Find each line with "HIGH" and copy it.

# [DATASET RECORDS]
* begin *
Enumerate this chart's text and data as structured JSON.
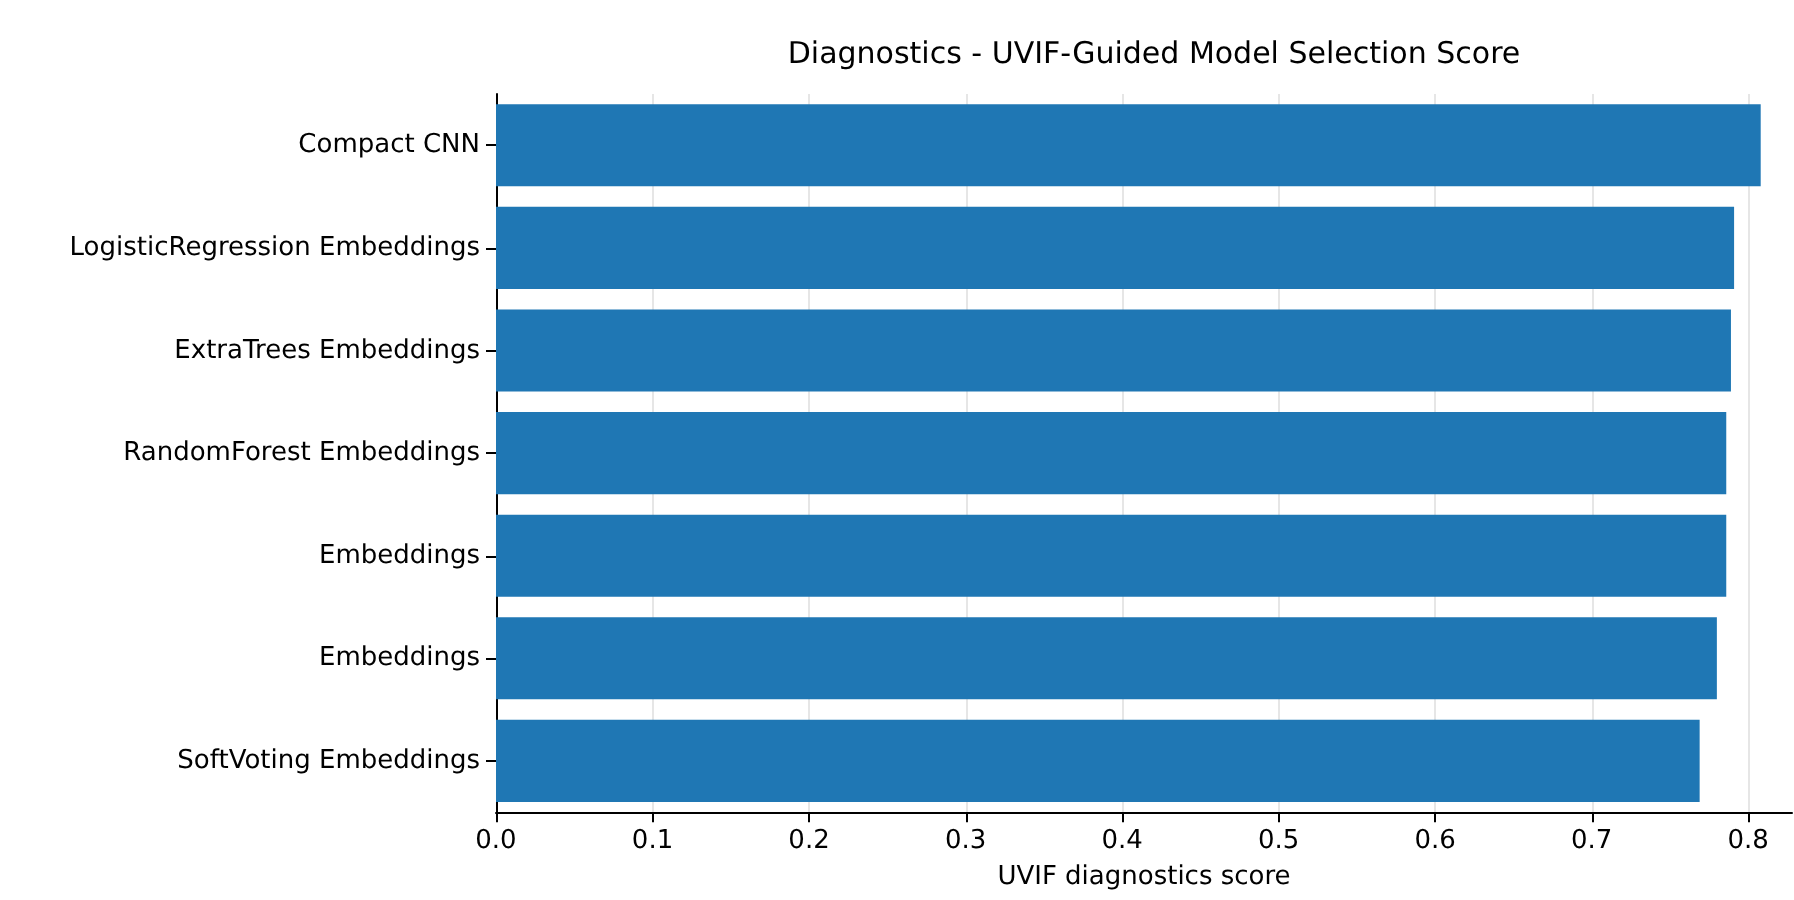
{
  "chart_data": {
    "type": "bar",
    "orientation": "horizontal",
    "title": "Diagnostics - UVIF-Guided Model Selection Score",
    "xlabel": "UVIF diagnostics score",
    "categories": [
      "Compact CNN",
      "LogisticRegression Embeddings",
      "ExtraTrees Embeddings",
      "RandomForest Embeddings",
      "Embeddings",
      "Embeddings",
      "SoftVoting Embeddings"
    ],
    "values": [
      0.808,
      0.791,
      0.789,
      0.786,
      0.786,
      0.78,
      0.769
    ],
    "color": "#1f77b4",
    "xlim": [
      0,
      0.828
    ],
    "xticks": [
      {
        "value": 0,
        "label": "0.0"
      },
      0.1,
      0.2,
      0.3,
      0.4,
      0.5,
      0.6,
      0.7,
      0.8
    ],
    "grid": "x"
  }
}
* end *
* begin *
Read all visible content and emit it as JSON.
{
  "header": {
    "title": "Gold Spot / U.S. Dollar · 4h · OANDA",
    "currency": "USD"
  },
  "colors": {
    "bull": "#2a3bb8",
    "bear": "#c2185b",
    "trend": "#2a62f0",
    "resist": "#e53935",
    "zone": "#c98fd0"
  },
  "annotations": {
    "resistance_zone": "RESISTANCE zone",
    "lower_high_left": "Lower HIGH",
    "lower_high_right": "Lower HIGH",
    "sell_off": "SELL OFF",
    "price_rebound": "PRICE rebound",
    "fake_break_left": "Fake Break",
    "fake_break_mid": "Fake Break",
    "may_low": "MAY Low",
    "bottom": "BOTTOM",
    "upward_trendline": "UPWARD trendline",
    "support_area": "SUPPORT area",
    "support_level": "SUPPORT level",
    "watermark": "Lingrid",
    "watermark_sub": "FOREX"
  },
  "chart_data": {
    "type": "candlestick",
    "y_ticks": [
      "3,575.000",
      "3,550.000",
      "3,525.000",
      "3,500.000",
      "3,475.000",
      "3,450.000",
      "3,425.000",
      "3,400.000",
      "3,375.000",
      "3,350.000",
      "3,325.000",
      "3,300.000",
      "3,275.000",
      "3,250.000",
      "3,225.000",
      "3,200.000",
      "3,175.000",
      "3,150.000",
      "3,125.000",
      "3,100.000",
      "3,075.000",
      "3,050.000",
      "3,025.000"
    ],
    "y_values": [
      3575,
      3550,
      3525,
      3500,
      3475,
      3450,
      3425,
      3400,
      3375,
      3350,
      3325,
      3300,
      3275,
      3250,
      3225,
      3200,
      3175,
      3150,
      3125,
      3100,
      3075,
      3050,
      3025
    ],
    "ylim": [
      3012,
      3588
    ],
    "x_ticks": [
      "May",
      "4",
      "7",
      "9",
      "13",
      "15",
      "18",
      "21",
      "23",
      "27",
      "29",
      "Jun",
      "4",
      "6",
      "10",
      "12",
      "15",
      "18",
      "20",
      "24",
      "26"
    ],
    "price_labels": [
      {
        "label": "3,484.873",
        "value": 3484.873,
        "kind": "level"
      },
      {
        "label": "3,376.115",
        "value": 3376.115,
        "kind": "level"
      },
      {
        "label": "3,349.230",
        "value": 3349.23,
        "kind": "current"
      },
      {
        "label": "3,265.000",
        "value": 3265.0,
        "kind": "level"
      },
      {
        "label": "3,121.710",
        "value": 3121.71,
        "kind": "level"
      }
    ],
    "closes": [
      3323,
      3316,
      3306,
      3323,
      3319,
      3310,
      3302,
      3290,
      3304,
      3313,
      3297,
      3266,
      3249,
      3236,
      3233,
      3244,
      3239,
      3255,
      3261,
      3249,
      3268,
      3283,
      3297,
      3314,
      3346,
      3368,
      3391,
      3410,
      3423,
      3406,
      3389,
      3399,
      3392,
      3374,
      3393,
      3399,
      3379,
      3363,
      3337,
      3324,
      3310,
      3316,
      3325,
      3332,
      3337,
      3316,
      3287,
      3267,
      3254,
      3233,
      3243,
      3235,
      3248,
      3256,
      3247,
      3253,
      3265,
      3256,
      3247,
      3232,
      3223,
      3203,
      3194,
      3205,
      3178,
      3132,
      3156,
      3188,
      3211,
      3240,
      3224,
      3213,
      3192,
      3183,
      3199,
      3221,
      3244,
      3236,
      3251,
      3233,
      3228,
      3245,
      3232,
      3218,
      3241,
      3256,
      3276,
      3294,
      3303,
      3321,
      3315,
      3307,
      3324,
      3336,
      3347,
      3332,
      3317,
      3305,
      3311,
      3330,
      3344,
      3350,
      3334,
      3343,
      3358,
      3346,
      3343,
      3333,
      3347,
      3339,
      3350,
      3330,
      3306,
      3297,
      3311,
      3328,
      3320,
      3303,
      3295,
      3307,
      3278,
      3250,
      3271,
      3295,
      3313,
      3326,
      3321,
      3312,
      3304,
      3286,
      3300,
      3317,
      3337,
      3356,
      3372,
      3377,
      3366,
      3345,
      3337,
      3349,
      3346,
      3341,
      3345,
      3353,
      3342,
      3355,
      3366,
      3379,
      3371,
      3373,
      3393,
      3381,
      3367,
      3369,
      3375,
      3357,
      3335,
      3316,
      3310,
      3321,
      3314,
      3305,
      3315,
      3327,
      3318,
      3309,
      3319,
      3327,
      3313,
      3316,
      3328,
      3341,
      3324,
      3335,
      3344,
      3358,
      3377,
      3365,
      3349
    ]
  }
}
* end *
* begin *
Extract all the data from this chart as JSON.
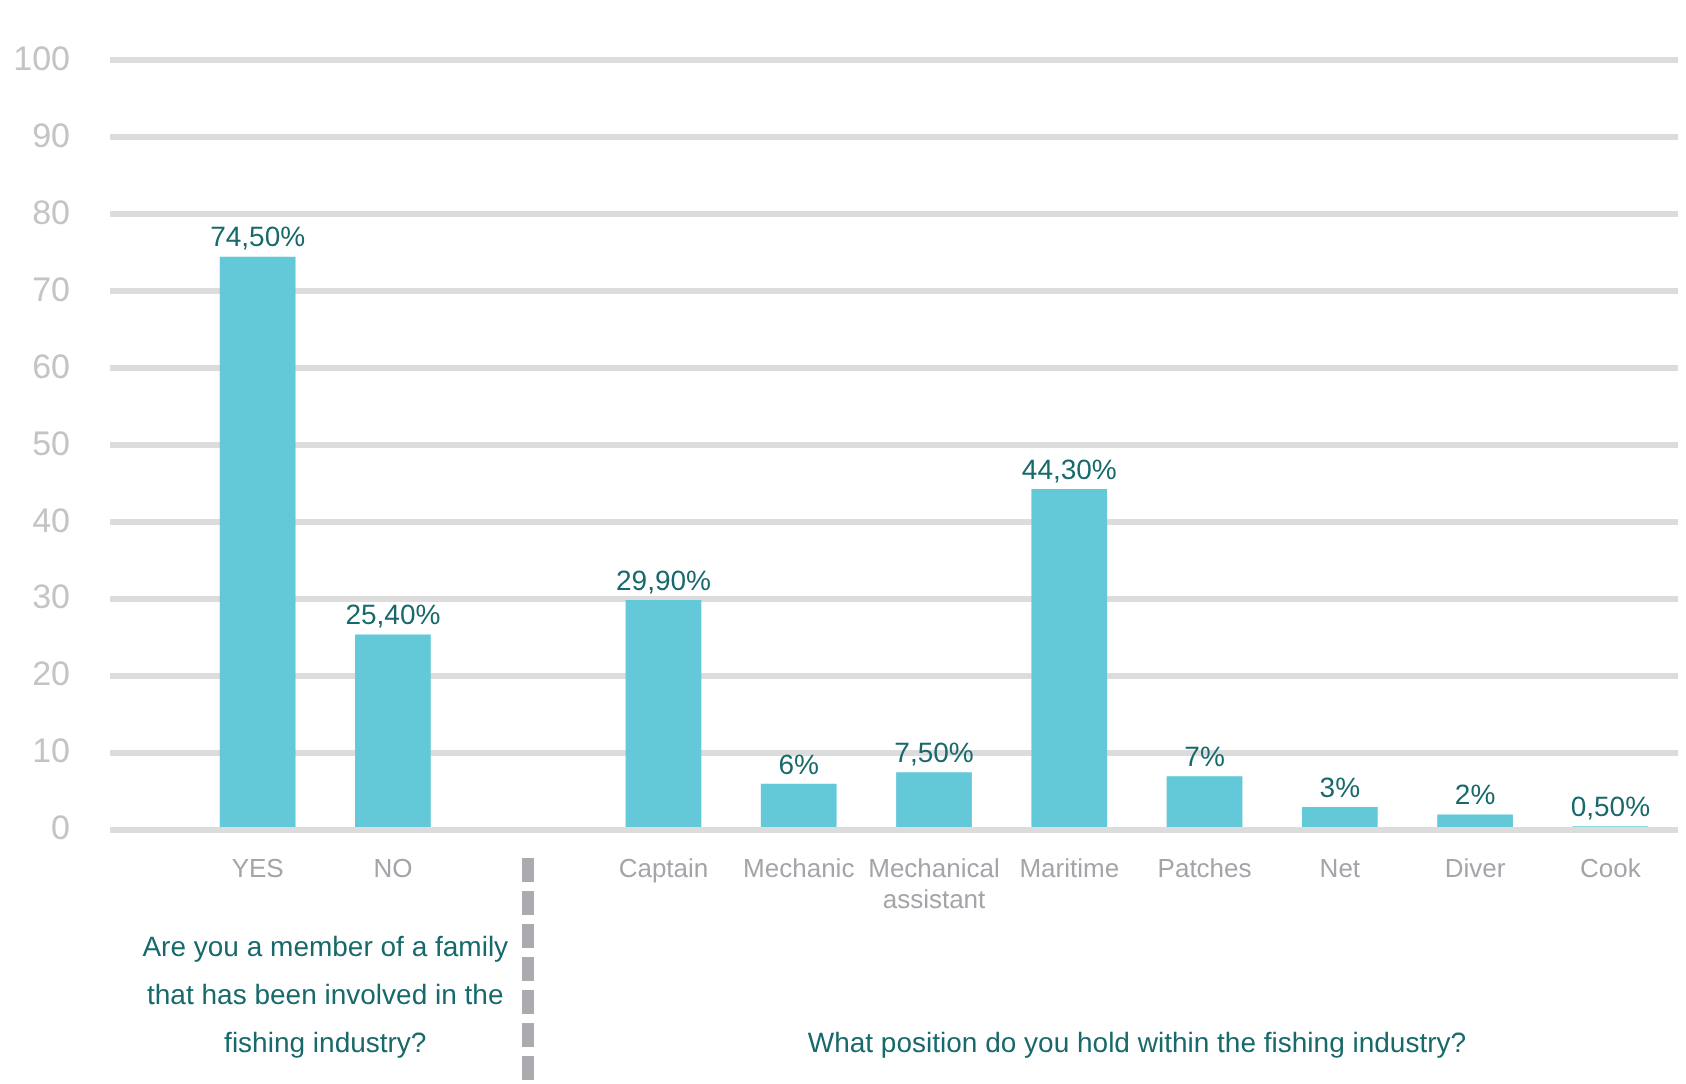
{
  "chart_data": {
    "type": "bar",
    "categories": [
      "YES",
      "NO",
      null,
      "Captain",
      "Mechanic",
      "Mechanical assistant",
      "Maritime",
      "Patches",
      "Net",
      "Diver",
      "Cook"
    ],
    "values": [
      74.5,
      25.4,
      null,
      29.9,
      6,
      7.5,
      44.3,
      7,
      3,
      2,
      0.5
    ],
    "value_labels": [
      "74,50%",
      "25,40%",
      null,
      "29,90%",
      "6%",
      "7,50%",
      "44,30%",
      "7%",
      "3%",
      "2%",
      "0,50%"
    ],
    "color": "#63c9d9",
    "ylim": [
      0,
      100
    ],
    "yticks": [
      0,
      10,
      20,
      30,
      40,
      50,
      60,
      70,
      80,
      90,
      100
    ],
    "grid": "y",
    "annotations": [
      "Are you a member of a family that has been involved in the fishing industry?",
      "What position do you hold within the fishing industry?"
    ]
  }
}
* end *
# [WORKED ANSWER]
    "lower_high_left": "Lower HIGH",
    "lower_high_right": "Lower HIGH",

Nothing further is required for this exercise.